** Start of DATA EXCERPTS **

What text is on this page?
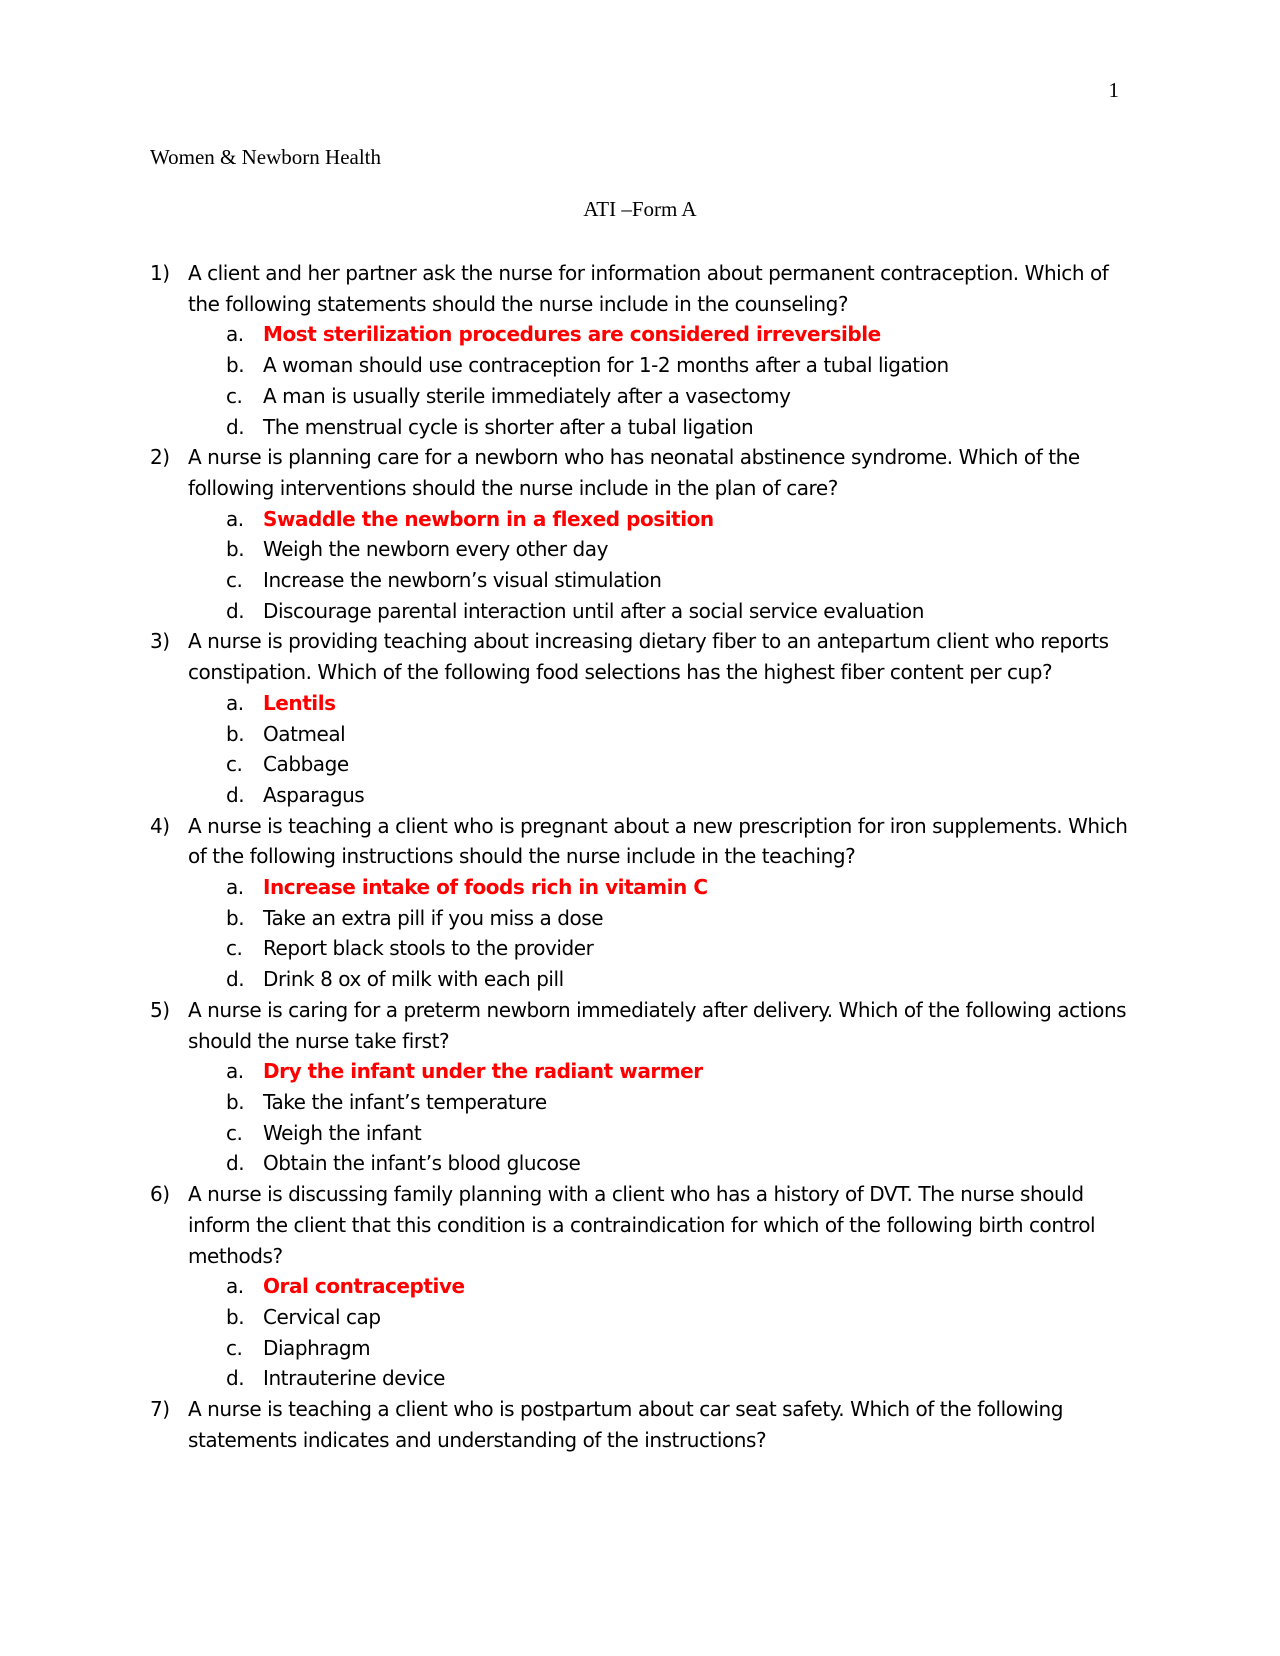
1
Women & Newborn Health
ATI –Form A
1) A client and her partner ask the nurse for information about permanent contraception. Which of the following statements should the nurse include in the counseling?
a. Most sterilization procedures are considered irreversible
b. A woman should use contraception for 1-2 months after a tubal ligation
c. A man is usually sterile immediately after a vasectomy
d. The menstrual cycle is shorter after a tubal ligation
2) A nurse is planning care for a newborn who has neonatal abstinence syndrome. Which of the following interventions should the nurse include in the plan of care?
a. Swaddle the newborn in a flexed position
b. Weigh the newborn every other day
c. Increase the newborn’s visual stimulation
d. Discourage parental interaction until after a social service evaluation
3) A nurse is providing teaching about increasing dietary fiber to an antepartum client who reports constipation. Which of the following food selections has the highest fiber content per cup?
a. Lentils
b. Oatmeal
c. Cabbage
d. Asparagus
4) A nurse is teaching a client who is pregnant about a new prescription for iron supplements. Which of the following instructions should the nurse include in the teaching?
a. Increase intake of foods rich in vitamin C
b. Take an extra pill if you miss a dose
c. Report black stools to the provider
d. Drink 8 ox of milk with each pill
5) A nurse is caring for a preterm newborn immediately after delivery. Which of the following actions should the nurse take first?
a. Dry the infant under the radiant warmer
b. Take the infant’s temperature
c. Weigh the infant
d. Obtain the infant’s blood glucose
6) A nurse is discussing family planning with a client who has a history of DVT. The nurse should inform the client that this condition is a contraindication for which of the following birth control methods?
a. Oral contraceptive
b. Cervical cap
c. Diaphragm
d. Intrauterine device
7) A nurse is teaching a client who is postpartum about car seat safety. Which of the following statements indicates and understanding of the instructions?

** End of DATA EXCERPTS **

Return each line from the material above exactly, but not the pictures.

What text is on this page?
1
Women & Newborn Health
ATI –Form A
1) A client and her partner ask the nurse for information about permanent contraception. Which of the following statements should the nurse include in the counseling?
a. Most sterilization procedures are considered irreversible
b. A woman should use contraception for 1-2 months after a tubal ligation
c. A man is usually sterile immediately after a vasectomy
d. The menstrual cycle is shorter after a tubal ligation
2) A nurse is planning care for a newborn who has neonatal abstinence syndrome. Which of the following interventions should the nurse include in the plan of care?
a. Swaddle the newborn in a flexed position
b. Weigh the newborn every other day
c. Increase the newborn’s visual stimulation
d. Discourage parental interaction until after a social service evaluation
3) A nurse is providing teaching about increasing dietary fiber to an antepartum client who reports constipation. Which of the following food selections has the highest fiber content per cup?
a. Lentils
b. Oatmeal
c. Cabbage
d. Asparagus
4) A nurse is teaching a client who is pregnant about a new prescription for iron supplements. Which of the following instructions should the nurse include in the teaching?
a. Increase intake of foods rich in vitamin C
b. Take an extra pill if you miss a dose
c. Report black stools to the provider
d. Drink 8 ox of milk with each pill
5) A nurse is caring for a preterm newborn immediately after delivery. Which of the following actions should the nurse take first?
a. Dry the infant under the radiant warmer
b. Take the infant’s temperature
c. Weigh the infant
d. Obtain the infant’s blood glucose
6) A nurse is discussing family planning with a client who has a history of DVT. The nurse should inform the client that this condition is a contraindication for which of the following birth control methods?
a. Oral contraceptive
b. Cervical cap
c. Diaphragm
d. Intrauterine device
7) A nurse is teaching a client who is postpartum about car seat safety. Which of the following statements indicates and understanding of the instructions?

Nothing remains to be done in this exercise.